Available records:
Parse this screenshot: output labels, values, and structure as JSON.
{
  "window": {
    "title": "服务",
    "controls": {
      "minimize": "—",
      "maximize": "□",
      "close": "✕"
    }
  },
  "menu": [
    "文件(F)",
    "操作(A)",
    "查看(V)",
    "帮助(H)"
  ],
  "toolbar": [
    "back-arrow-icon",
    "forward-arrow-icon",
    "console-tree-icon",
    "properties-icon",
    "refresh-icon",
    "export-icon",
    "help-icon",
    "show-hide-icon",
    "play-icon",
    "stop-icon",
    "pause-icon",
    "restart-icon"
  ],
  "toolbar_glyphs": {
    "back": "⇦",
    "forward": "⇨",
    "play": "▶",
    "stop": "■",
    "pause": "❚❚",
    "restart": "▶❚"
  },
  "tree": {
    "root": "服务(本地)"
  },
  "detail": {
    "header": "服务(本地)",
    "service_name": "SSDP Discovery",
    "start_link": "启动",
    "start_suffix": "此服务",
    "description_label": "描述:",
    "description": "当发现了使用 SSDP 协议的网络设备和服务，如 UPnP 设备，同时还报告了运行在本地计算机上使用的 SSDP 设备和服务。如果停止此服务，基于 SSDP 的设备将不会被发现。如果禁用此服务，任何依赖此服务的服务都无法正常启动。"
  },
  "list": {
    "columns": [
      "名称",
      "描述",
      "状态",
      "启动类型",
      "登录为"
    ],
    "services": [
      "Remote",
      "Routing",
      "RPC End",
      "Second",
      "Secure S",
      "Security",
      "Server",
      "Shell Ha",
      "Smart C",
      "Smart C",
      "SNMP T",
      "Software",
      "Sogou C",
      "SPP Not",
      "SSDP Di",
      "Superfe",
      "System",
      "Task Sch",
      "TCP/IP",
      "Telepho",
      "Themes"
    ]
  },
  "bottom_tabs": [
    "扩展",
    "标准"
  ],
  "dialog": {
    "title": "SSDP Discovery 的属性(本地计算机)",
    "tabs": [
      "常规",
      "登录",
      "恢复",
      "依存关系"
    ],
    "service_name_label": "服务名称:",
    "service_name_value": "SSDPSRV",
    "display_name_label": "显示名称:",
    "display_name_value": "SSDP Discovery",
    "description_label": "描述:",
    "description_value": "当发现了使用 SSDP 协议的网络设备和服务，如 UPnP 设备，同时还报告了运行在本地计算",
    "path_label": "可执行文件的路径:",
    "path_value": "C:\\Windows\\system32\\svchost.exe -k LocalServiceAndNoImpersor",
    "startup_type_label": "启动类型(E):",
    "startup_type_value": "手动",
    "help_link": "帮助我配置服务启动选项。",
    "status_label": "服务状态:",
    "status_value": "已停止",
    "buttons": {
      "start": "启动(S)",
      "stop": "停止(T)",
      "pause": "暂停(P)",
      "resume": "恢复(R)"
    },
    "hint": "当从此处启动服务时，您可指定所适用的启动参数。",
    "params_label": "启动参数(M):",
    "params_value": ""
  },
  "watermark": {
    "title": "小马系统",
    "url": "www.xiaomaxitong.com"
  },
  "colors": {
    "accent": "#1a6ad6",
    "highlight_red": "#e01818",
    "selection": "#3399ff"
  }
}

Goal of the exercise:
Reproduce the records word for word.

The answer:
Parse this screenshot: output labels, values, and structure as JSON.
{
  "window": {
    "title": "服务",
    "controls": {
      "minimize": "—",
      "maximize": "□",
      "close": "✕"
    }
  },
  "menu": [
    "文件(F)",
    "操作(A)",
    "查看(V)",
    "帮助(H)"
  ],
  "toolbar": [
    "back-arrow-icon",
    "forward-arrow-icon",
    "console-tree-icon",
    "properties-icon",
    "refresh-icon",
    "export-icon",
    "help-icon",
    "show-hide-icon",
    "play-icon",
    "stop-icon",
    "pause-icon",
    "restart-icon"
  ],
  "toolbar_glyphs": {
    "back": "⇦",
    "forward": "⇨",
    "play": "▶",
    "stop": "■",
    "pause": "❚❚",
    "restart": "▶❚"
  },
  "tree": {
    "root": "服务(本地)"
  },
  "detail": {
    "header": "服务(本地)",
    "service_name": "SSDP Discovery",
    "start_link": "启动",
    "start_suffix": "此服务",
    "description_label": "描述:",
    "description": "当发现了使用 SSDP 协议的网络设备和服务，如 UPnP 设备，同时还报告了运行在本地计算机上使用的 SSDP 设备和服务。如果停止此服务，基于 SSDP 的设备将不会被发现。如果禁用此服务，任何依赖此服务的服务都无法正常启动。"
  },
  "list": {
    "columns": [
      "名称",
      "描述",
      "状态",
      "启动类型",
      "登录为"
    ],
    "services": [
      "Remote",
      "Routing",
      "RPC End",
      "Second",
      "Secure S",
      "Security",
      "Server",
      "Shell Ha",
      "Smart C",
      "Smart C",
      "SNMP T",
      "Software",
      "Sogou C",
      "SPP Not",
      "SSDP Di",
      "Superfe",
      "System",
      "Task Sch",
      "TCP/IP",
      "Telepho",
      "Themes"
    ]
  },
  "bottom_tabs": [
    "扩展",
    "标准"
  ],
  "dialog": {
    "title": "SSDP Discovery 的属性(本地计算机)",
    "tabs": [
      "常规",
      "登录",
      "恢复",
      "依存关系"
    ],
    "service_name_label": "服务名称:",
    "service_name_value": "SSDPSRV",
    "display_name_label": "显示名称:",
    "display_name_value": "SSDP Discovery",
    "description_label": "描述:",
    "description_value": "当发现了使用 SSDP 协议的网络设备和服务，如 UPnP 设备，同时还报告了运行在本地计算",
    "path_label": "可执行文件的路径:",
    "path_value": "C:\\Windows\\system32\\svchost.exe -k LocalServiceAndNoImpersor",
    "startup_type_label": "启动类型(E):",
    "startup_type_value": "手动",
    "help_link": "帮助我配置服务启动选项。",
    "status_label": "服务状态:",
    "status_value": "已停止",
    "buttons": {
      "start": "启动(S)",
      "stop": "停止(T)",
      "pause": "暂停(P)",
      "resume": "恢复(R)"
    },
    "hint": "当从此处启动服务时，您可指定所适用的启动参数。",
    "params_label": "启动参数(M):",
    "params_value": ""
  },
  "watermark": {
    "title": "小马系统",
    "url": "www.xiaomaxitong.com"
  },
  "colors": {
    "accent": "#1a6ad6",
    "highlight_red": "#e01818",
    "selection": "#3399ff"
  }
}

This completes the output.